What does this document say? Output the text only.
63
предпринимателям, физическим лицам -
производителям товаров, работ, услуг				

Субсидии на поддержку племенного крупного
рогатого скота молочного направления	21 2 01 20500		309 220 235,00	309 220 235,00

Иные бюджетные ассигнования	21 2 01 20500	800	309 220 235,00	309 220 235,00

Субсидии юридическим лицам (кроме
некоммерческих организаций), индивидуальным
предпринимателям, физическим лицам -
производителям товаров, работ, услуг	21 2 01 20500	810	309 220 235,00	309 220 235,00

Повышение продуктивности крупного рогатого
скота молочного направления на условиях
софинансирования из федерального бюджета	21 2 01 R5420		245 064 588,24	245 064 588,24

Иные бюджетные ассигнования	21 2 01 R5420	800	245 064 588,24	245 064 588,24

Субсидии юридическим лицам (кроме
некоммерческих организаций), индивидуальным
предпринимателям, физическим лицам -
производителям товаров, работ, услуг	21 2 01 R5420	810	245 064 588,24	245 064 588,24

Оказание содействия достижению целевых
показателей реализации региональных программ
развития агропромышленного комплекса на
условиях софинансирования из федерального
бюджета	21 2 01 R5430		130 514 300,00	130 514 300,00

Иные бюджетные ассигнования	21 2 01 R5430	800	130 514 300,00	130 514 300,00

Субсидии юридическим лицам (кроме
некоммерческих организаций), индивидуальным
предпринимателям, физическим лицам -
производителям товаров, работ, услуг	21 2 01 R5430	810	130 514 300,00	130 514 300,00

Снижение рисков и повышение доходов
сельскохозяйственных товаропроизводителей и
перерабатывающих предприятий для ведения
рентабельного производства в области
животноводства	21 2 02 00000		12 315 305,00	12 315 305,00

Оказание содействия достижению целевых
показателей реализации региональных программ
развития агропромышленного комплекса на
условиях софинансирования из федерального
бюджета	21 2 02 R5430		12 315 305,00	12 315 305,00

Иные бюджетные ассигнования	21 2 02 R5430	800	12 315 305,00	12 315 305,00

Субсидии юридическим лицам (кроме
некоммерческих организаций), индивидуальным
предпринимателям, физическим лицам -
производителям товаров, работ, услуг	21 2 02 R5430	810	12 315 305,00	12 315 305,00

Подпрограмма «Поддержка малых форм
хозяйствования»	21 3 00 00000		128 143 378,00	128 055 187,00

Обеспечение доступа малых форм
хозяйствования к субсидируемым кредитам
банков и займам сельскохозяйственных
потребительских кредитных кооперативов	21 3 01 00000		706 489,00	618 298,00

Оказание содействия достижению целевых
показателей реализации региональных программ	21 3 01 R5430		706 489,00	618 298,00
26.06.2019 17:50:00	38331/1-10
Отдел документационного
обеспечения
****************************************
*EXERCISE OBJECTIVE*
The whole listing above needs to be written out again exactly.

*PROBLEM SOLUTION*
What does this document say? Output the text only.
63
предпринимателям, физическим лицам -
производителям товаров, работ, услуг				

Субсидии на поддержку племенного крупного
рогатого скота молочного направления	21 2 01 20500		309 220 235,00	309 220 235,00

Иные бюджетные ассигнования	21 2 01 20500	800	309 220 235,00	309 220 235,00

Субсидии юридическим лицам (кроме
некоммерческих организаций), индивидуальным
предпринимателям, физическим лицам -
производителям товаров, работ, услуг	21 2 01 20500	810	309 220 235,00	309 220 235,00

Повышение продуктивности крупного рогатого
скота молочного направления на условиях
софинансирования из федерального бюджета	21 2 01 R5420		245 064 588,24	245 064 588,24

Иные бюджетные ассигнования	21 2 01 R5420	800	245 064 588,24	245 064 588,24

Субсидии юридическим лицам (кроме
некоммерческих организаций), индивидуальным
предпринимателям, физическим лицам -
производителям товаров, работ, услуг	21 2 01 R5420	810	245 064 588,24	245 064 588,24

Оказание содействия достижению целевых
показателей реализации региональных программ
развития агропромышленного комплекса на
условиях софинансирования из федерального
бюджета	21 2 01 R5430		130 514 300,00	130 514 300,00

Иные бюджетные ассигнования	21 2 01 R5430	800	130 514 300,00	130 514 300,00

Субсидии юридическим лицам (кроме
некоммерческих организаций), индивидуальным
предпринимателям, физическим лицам -
производителям товаров, работ, услуг	21 2 01 R5430	810	130 514 300,00	130 514 300,00

Снижение рисков и повышение доходов
сельскохозяйственных товаропроизводителей и
перерабатывающих предприятий для ведения
рентабельного производства в области
животноводства	21 2 02 00000		12 315 305,00	12 315 305,00

Оказание содействия достижению целевых
показателей реализации региональных программ
развития агропромышленного комплекса на
условиях софинансирования из федерального
бюджета	21 2 02 R5430		12 315 305,00	12 315 305,00

Иные бюджетные ассигнования	21 2 02 R5430	800	12 315 305,00	12 315 305,00

Субсидии юридическим лицам (кроме
некоммерческих организаций), индивидуальным
предпринимателям, физическим лицам -
производителям товаров, работ, услуг	21 2 02 R5430	810	12 315 305,00	12 315 305,00

Подпрограмма «Поддержка малых форм
хозяйствования»	21 3 00 00000		128 143 378,00	128 055 187,00

Обеспечение доступа малых форм
хозяйствования к субсидируемым кредитам
банков и займам сельскохозяйственных
потребительских кредитных кооперативов	21 3 01 00000		706 489,00	618 298,00

Оказание содействия достижению целевых
показателей реализации региональных программ	21 3 01 R5430		706 489,00	618 298,00
26.06.2019 17:50:00	38331/1-10
Отдел документационного
обеспечения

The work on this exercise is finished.